In your copy, reproduce the entries exactly as they are, minus the images.

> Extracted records
▼

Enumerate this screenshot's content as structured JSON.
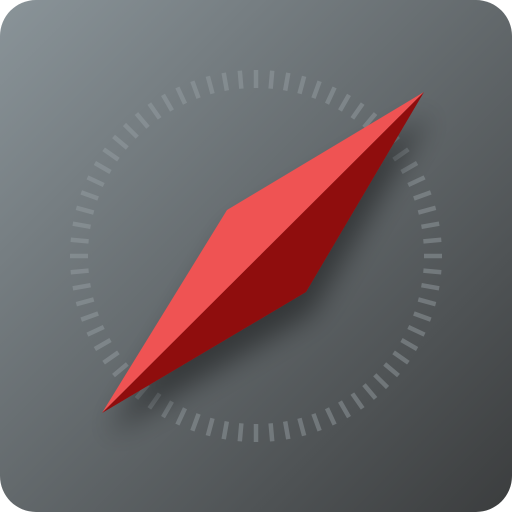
{
  "icon": {
    "name": "compass-app-icon",
    "symbol": "compass-needle-icon"
  },
  "colors": {
    "background_top_left": "#8a9499",
    "background_bottom_right": "#3b3d3e",
    "tick_marks": "#9aa2a6",
    "needle_light": "#ef5252",
    "needle_dark": "#8f0c0c",
    "shadow": "#000000"
  },
  "dial": {
    "tick_count": 72
  }
}
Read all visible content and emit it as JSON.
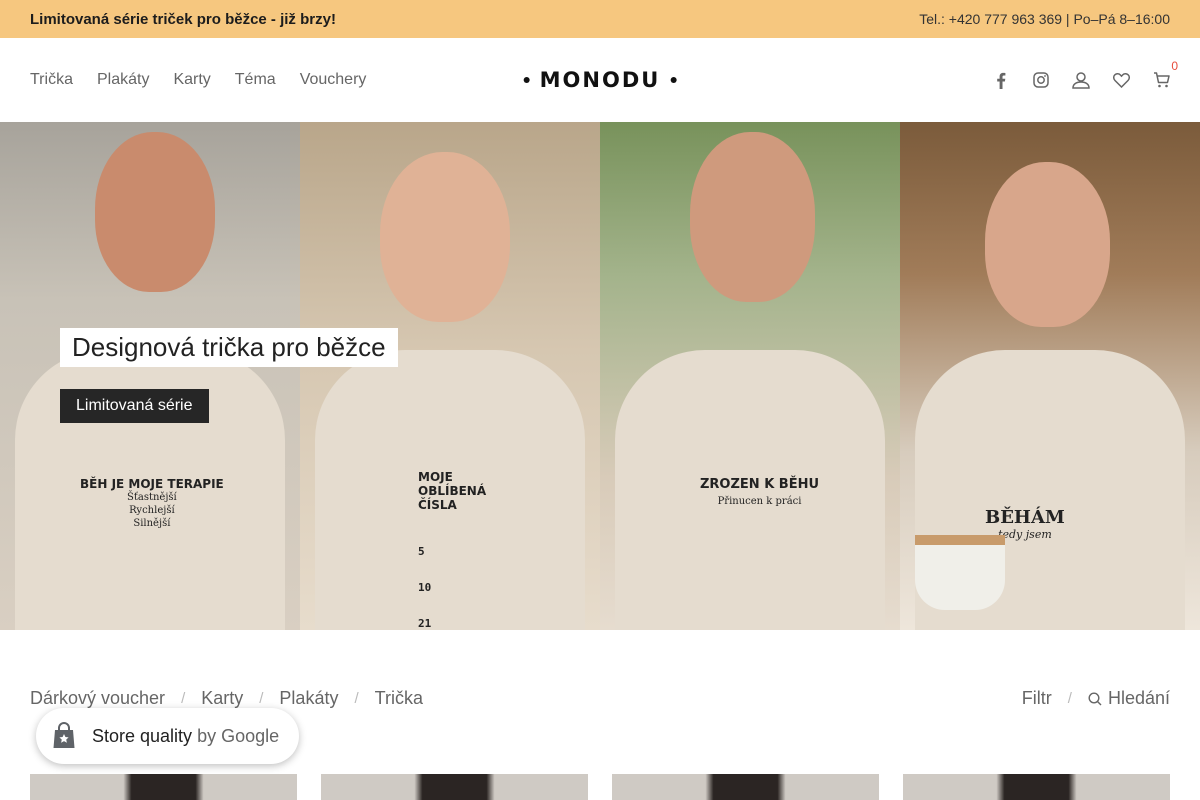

▲

> EXPECTED OUTPUT
Enumerate this screenshot's content as structured JSON.
{
  "icon": {
    "name": "compass-app-icon",
    "symbol": "compass-needle-icon"
  },
  "colors": {
    "background_top_left": "#8a9499",
    "background_bottom_right": "#3b3d3e",
    "tick_marks": "#9aa2a6",
    "needle_light": "#ef5252",
    "needle_dark": "#8f0c0c",
    "shadow": "#000000"
  },
  "dial": {
    "tick_count": 72
  }
}
Read all visible content and emit it as JSON.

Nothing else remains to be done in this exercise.